Tarefa 1:
Responda, com base no texto sobre LaMelo Ball:
(a) Qual foi a média de pontos de LaMelo Ball na temporada passada, segundo Buckley?
(b) Em quantos dos 246 jogos possíveis ele entrou em quadra nas últimas três temporadas?
(c) Que prêmio ele ganhou em 2021?
Tarefa 2:
Passe para o inglês esta frase do texto sobre LaMelo Ball: "Ele não joga em um time competitivo, mas isso não deve ser usado como argumento para desqualificar seu talento."
Tarefa 3:
Reproduza palavra por palavra a parte do texto sobre LaMelo Ball que vai de "Ele não joga" até "teve essa chance.", com essas duas partes incluídas.

━━━━━ Trecho fornecido ━━━━━

O armador do Charlotte Hornets, LaMelo Ball, foi eleito o jogador mais superestimado da NBA. Zach Buckley, do Bleacher Report, concorda com essa eleição e escreveu sobre isso.
“Ele recebe elogios quase míticos como este gênio ofensivo, mas os números não o comprovam. A falta de apoio ofensivo só perdoa uma certa ineficiência. Embora tenha tido uma média de 25,2 pontos, a melhor da carreira, na temporada passada, ele fez isso enquanto registrava uma porcentagem de acerto de 53,6%, a pior da carreira. Isso marcou a quinta pior taxa de acerto de arremessos entre as 162 vezes em que um jogador teve uma média de mais de 25 pontos desde 2010.”, apontou o analista.
“E como seus passes engenhosos são frequentemente intercalados com erros, nunca houve essa diferença enorme entre suas médias de assistências (7,4 na carreira) e turnovers (3,3). Ele também vem de uma sequência de três anos com resultados negativos na área defensiva”, escreveu Buckley.
“Ah, LaMelo Ball também fez mais de 51 aparições em apenas uma de suas cinco primeiras temporadas na NBA. Nas últimas três temporadas, ele jogou em apenas 105 dos 246 jogos possíveis. Para contextualizar, são 24 aparições a menos que Zion Williamson, talvez o garoto-propaganda da liga para estrelas propensas a lesões.”, completou o ácido repórter.
Opinião: LaMelo Ball é mesmo superestimado?
Desde que chegou à liga, LaMelo mostrou impacto imediato, vencendo o prêmio de “Rookie of the Year” em 2021 e sendo selecionado para o All-Star Game já em sua segunda temporada. Mesmo com uma estrutura instável em Charlotte e múltiplas lesões atrapalhando seu ritmo, ele mantém médias expressivas e invariavelmente entrega um bom desempenho quando saudável.

Ele não joga em um time competitivo, mas isso não deve ser usado como argumento para desqualificar seu talento. Há muitos jogadores reconhecidos que só brilharam em estruturas mais organizadas e com elencos de apoio sólidos. LaMelo ainda não teve essa chance.
O que pesa contra ele são as lesões recorrentes e uma defesa por vezes displicente. Pontos válidos, mas que não o tornam “superestimado”. Na verdade, muitos analistas e fãs já tratam LaMelo Ball com ceticismo excessivo justamente por causa desses fatores. Ele nunca foi colocado no mesmo patamar de Cade Cunningham por exemplo, mesmo tendo um teto ofensivo comparável ou até superior.
Se quisermos falar de jogadores verdadeiramente superestimados, é mais razoável olhar para nomes como Jordan Poole, que recebeu um contrato milionário com base em um bom playoff ao lado de Steph Curry, mas demonstrou sérias limitações quando colocado em papel de liderança. Outro exemplo é RJ Barrett, que, mesmo sendo sólido, foi tratado como um futuro All-Star durante anos sem nunca realmente justificar esse status em quadra com consistência.
Portanto, a ideia de que LaMelo Ball é superestimado não resiste a uma análise mais aprofundada. Ele é um jogador com potencial legítimo para ser uma estrela de longa data na liga, caso consiga ficar saudável e receba o suporte técnico adequado. O julgamento apressado de Buckley, entre outros, baseado no “hype” causado muito pelo pai de LaMelo, ofusca o que ele realmente entrega dentro de quadra.
Essa eleição de superestimado já teve um belo revés com a campanha espetacular de Tyrese Haliburton, que levou seu time para o jogo 7 diante do Oklahoma City Thunder, na final da NBA, e se não tivesse sofrido uma grave lesão, poderia ter se consagrado com um título e o prêmio de MVP das finais, pois estava jogando o fino da bola naquela partida.

━━━━━ Material extraído ━━━━━

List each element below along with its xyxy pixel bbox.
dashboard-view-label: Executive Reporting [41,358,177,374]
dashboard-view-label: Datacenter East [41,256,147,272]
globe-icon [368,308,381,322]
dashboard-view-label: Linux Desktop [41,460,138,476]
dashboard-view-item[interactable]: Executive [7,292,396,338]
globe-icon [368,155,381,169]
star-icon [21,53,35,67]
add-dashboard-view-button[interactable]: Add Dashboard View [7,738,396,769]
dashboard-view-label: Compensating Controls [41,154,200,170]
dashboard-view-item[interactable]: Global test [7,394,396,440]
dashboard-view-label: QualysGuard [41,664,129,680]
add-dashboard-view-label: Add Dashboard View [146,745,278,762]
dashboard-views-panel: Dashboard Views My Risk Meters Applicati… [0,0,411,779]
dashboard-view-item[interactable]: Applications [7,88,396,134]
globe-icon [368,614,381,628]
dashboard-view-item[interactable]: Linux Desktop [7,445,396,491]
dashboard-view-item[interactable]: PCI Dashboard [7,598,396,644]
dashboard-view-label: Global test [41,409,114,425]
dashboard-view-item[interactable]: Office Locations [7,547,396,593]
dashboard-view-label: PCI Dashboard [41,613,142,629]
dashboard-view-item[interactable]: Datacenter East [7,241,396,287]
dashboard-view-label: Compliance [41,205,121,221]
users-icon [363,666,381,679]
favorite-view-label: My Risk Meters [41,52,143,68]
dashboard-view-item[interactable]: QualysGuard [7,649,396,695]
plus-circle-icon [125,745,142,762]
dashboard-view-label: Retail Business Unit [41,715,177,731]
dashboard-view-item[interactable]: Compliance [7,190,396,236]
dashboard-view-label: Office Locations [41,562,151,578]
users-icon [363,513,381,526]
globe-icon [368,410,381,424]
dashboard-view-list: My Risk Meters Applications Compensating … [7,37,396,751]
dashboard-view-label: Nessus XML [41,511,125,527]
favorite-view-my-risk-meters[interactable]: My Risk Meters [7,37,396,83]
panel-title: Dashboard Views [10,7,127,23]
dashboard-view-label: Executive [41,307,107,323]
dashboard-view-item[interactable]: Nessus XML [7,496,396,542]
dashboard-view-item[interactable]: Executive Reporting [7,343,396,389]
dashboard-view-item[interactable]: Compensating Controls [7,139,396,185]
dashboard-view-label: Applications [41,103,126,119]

━━━━━

Resposta 1:
(a) 25,2 pontos.
(b) Em 105 jogos.
(c) O prêmio de "Rookie of the Year".

Resposta 2:
He doesn't play on a competitive team, but that shouldn't be used as an argument to discredit his talent.

Resposta 3:
Ele não joga em um time competitivo, mas isso não deve ser usado como argumento para desqualificar seu talento. Há muitos jogadores reconhecidos que só brilharam em estruturas mais organizadas e com elencos de apoio sólidos. LaMelo ainda não teve essa chance.